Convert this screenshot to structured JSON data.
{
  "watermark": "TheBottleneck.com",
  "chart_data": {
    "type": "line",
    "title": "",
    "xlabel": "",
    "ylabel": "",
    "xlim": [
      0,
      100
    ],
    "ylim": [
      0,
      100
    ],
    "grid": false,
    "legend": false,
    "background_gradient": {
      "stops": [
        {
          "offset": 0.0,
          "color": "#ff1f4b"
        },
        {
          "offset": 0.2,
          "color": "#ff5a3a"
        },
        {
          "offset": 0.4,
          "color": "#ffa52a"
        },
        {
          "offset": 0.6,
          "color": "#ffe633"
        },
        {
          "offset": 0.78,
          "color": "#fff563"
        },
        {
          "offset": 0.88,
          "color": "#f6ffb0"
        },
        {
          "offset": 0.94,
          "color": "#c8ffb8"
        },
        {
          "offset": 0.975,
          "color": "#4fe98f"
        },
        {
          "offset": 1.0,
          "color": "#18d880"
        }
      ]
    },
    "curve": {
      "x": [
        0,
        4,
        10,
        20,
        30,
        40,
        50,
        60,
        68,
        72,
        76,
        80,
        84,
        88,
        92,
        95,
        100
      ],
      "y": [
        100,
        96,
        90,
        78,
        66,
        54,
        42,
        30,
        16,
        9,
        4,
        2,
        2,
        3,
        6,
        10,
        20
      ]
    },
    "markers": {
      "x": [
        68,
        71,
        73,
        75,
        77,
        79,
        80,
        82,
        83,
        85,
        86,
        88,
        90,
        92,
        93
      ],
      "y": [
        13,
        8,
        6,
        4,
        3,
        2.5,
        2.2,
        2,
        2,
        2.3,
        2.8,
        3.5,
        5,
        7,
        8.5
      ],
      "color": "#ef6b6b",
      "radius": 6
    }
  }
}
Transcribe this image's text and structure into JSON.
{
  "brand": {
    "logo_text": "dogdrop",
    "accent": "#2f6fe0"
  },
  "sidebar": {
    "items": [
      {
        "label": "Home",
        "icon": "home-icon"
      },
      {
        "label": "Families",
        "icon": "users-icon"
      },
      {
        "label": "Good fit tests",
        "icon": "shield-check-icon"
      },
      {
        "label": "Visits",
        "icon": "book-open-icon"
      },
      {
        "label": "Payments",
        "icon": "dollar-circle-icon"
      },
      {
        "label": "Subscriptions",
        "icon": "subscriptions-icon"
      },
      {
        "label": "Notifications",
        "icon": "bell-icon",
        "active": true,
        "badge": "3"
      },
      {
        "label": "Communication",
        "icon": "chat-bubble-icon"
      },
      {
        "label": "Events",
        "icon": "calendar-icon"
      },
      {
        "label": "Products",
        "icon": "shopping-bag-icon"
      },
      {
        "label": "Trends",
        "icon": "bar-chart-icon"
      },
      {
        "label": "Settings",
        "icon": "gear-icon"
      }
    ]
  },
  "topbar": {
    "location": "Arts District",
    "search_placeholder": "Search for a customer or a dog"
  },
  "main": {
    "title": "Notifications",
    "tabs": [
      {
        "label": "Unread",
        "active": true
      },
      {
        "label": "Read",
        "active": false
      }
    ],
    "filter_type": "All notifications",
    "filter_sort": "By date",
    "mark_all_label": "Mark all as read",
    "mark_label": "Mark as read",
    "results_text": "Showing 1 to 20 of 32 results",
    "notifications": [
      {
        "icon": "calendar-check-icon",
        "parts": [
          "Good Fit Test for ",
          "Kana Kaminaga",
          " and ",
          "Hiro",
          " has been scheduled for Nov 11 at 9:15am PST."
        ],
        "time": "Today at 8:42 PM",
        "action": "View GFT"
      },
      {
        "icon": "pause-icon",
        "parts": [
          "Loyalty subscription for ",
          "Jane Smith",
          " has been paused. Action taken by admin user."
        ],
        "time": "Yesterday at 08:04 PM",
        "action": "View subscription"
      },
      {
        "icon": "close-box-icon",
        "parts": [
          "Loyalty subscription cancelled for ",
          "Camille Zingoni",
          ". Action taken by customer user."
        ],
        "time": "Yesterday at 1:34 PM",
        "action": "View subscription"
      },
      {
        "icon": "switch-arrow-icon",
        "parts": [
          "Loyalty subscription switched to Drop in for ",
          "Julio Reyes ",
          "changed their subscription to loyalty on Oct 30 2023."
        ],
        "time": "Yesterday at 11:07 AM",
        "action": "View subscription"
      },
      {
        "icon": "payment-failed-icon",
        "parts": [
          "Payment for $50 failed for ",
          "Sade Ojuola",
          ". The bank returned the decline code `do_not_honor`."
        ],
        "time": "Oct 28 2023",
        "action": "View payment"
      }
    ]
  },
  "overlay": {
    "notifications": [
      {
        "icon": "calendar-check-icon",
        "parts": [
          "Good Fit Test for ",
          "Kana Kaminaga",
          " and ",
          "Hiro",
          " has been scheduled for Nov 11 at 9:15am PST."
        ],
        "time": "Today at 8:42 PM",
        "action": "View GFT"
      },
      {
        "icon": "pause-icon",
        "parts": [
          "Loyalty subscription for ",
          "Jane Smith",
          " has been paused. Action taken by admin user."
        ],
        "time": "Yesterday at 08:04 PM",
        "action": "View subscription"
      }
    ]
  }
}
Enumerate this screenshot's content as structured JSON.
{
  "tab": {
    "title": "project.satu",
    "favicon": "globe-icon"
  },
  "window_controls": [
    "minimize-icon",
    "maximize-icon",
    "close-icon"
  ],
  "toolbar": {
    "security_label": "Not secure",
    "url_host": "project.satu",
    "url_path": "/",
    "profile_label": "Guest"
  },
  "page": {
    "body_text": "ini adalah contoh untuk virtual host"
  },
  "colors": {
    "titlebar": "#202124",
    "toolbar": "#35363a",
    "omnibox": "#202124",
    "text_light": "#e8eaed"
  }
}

+--

Could you give again exactly the lines from the line containing "Enumerate this screenshot's" through the final line of the data above, and no others?

Enumerate this screenshot's content as structured JSON.
{
  "tab": {
    "title": "project.satu",
    "favicon": "globe-icon"
  },
  "window_controls": [
    "minimize-icon",
    "maximize-icon",
    "close-icon"
  ],
  "toolbar": {
    "security_label": "Not secure",
    "url_host": "project.satu",
    "url_path": "/",
    "profile_label": "Guest"
  },
  "page": {
    "body_text": "ini adalah contoh untuk virtual host"
  },
  "colors": {
    "titlebar": "#202124",
    "toolbar": "#35363a",
    "omnibox": "#202124",
    "text_light": "#e8eaed"
  }
}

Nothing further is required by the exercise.